• What the task requires
What number of lines hold the word "experiencia"? State that number and nothing besides.

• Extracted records
═══
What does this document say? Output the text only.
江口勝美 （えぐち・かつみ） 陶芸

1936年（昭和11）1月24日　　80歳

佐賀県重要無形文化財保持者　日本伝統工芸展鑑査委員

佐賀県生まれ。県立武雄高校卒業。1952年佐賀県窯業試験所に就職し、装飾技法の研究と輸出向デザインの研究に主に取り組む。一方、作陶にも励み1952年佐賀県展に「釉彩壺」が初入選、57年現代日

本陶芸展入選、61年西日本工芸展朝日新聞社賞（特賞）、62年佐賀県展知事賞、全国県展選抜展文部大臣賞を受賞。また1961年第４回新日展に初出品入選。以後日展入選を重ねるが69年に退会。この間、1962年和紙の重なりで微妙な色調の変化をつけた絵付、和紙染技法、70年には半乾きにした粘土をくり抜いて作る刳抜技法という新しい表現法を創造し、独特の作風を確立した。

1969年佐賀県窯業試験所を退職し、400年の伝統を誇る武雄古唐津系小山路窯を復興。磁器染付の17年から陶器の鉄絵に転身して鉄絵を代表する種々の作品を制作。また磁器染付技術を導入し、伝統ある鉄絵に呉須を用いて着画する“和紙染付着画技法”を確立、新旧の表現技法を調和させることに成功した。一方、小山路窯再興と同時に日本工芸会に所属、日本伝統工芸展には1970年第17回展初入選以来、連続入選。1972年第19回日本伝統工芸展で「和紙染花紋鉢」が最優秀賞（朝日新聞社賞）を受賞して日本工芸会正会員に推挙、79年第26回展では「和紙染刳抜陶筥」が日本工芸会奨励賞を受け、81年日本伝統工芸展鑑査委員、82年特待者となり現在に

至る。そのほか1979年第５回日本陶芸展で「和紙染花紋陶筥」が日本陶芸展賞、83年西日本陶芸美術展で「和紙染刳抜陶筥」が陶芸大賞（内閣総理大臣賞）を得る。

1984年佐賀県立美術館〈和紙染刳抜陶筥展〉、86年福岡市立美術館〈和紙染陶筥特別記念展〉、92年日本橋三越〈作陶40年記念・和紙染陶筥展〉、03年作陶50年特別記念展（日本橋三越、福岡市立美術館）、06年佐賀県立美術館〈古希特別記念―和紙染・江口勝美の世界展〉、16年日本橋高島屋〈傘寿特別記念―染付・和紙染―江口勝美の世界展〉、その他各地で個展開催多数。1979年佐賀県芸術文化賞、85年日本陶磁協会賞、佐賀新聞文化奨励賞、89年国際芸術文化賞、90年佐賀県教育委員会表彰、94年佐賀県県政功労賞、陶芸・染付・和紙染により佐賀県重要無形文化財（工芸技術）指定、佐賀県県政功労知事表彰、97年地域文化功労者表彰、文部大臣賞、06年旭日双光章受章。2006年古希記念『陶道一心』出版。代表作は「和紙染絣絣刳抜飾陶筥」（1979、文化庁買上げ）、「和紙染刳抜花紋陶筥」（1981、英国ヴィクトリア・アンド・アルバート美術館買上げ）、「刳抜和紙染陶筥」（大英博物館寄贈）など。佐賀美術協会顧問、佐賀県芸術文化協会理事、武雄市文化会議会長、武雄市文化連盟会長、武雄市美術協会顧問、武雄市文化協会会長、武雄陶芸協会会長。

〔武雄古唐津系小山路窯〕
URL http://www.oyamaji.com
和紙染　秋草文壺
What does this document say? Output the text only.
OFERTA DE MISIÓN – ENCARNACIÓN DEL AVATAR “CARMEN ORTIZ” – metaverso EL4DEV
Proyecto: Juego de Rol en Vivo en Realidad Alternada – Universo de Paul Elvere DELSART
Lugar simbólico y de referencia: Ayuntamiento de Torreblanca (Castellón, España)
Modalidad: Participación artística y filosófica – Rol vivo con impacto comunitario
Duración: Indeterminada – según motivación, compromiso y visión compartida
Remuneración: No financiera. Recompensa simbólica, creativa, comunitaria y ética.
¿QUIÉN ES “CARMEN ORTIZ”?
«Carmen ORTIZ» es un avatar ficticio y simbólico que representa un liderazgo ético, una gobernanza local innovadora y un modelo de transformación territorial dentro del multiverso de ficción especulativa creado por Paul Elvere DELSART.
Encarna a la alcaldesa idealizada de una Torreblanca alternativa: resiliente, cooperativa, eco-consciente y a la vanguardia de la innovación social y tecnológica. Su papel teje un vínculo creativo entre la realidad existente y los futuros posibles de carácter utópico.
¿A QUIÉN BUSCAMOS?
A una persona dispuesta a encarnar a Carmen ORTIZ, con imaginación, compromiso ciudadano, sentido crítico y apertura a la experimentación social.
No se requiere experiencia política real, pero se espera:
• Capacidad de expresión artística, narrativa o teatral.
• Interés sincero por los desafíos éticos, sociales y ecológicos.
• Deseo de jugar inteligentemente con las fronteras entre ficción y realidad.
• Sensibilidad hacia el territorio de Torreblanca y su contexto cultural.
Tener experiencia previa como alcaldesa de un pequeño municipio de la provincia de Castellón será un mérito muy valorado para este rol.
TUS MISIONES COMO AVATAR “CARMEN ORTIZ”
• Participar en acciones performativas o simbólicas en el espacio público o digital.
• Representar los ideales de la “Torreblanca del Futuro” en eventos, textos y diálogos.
═══
• Result
2